**What to do:**
Look at each line of the records and count those with "color" in them. Please answer with the count alone.

-------- Dataset extract

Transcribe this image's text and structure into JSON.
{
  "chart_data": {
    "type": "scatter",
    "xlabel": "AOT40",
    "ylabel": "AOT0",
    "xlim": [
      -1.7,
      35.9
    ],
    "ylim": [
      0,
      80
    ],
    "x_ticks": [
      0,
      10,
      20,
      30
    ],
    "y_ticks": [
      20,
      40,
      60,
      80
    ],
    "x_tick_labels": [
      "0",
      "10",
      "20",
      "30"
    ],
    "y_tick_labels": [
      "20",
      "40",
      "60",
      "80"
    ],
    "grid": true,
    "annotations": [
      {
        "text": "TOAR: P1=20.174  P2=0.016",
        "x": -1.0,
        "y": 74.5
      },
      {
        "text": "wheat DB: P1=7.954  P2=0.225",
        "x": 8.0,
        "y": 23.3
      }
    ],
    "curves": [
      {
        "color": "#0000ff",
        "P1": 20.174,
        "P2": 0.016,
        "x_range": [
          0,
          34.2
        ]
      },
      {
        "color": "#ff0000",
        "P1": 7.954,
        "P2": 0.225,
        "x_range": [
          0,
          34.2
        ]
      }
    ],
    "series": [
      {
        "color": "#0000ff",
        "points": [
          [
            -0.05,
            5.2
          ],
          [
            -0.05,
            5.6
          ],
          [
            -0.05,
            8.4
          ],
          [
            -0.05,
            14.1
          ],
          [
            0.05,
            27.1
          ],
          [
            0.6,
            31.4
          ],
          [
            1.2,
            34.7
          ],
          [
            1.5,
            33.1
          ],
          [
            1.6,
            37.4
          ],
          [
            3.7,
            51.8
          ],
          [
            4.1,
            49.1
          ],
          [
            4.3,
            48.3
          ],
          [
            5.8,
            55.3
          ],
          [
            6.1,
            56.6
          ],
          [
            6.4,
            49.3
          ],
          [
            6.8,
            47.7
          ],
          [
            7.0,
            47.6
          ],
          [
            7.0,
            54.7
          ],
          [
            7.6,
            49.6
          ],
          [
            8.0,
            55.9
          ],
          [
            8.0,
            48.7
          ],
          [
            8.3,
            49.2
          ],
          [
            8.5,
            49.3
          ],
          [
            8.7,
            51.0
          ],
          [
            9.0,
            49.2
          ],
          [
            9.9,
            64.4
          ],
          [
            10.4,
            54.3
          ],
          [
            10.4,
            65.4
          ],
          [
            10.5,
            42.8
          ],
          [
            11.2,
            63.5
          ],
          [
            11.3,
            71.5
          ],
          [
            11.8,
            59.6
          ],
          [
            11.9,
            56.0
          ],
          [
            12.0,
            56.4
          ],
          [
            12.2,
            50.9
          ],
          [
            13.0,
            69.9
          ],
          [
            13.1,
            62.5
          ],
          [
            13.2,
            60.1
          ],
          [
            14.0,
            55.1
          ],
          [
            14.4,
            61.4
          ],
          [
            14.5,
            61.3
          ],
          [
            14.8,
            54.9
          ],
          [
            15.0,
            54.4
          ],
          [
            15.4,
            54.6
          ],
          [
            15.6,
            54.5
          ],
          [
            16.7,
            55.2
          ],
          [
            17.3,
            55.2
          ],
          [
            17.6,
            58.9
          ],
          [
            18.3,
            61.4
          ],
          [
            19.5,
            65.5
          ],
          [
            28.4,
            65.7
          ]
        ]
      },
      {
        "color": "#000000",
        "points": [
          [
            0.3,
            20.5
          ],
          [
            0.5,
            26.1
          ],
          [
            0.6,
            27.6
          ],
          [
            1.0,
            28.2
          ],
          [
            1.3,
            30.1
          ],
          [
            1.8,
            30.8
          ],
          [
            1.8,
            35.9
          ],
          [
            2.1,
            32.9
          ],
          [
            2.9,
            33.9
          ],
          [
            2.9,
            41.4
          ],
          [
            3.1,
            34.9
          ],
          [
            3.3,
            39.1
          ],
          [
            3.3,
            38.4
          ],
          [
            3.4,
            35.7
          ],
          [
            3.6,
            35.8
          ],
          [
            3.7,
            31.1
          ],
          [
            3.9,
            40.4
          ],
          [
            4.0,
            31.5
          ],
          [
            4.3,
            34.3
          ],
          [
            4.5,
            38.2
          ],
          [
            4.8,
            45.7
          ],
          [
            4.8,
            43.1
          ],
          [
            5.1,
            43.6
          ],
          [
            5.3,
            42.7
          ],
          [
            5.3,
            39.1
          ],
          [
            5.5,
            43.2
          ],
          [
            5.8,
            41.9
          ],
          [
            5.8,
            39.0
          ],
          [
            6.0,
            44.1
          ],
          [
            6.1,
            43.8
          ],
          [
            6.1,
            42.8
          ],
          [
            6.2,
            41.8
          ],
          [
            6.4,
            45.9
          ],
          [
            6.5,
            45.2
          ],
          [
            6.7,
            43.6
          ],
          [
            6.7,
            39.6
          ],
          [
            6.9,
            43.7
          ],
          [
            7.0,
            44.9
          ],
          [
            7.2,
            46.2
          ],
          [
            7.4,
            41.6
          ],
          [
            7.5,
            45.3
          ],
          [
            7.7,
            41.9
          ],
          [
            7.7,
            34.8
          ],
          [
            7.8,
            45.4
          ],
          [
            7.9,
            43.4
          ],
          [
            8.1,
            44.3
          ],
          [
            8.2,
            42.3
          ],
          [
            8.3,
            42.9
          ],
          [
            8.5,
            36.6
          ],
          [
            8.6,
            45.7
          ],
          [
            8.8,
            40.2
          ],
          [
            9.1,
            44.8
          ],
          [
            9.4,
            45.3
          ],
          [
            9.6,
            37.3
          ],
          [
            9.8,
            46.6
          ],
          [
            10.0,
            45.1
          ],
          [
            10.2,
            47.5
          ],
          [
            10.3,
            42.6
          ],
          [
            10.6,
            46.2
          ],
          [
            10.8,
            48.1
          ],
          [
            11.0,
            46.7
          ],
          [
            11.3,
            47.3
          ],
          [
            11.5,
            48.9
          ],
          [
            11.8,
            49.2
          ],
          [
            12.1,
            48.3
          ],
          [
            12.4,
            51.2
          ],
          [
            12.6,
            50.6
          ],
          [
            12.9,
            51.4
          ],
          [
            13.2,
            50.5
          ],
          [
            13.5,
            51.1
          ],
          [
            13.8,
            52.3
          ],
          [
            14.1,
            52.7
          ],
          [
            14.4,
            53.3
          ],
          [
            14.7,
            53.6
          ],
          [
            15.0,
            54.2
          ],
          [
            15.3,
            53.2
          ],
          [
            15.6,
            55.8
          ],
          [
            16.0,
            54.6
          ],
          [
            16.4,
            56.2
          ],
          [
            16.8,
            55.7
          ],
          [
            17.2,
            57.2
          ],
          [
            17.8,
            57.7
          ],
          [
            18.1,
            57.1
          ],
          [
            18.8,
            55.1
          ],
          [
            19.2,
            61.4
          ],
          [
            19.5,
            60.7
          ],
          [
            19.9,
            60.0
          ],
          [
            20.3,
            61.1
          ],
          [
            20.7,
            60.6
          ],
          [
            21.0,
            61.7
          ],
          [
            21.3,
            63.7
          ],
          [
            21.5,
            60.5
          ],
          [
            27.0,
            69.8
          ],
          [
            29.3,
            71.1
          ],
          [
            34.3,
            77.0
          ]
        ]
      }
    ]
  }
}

----------------

**Solution for this exercise:**
4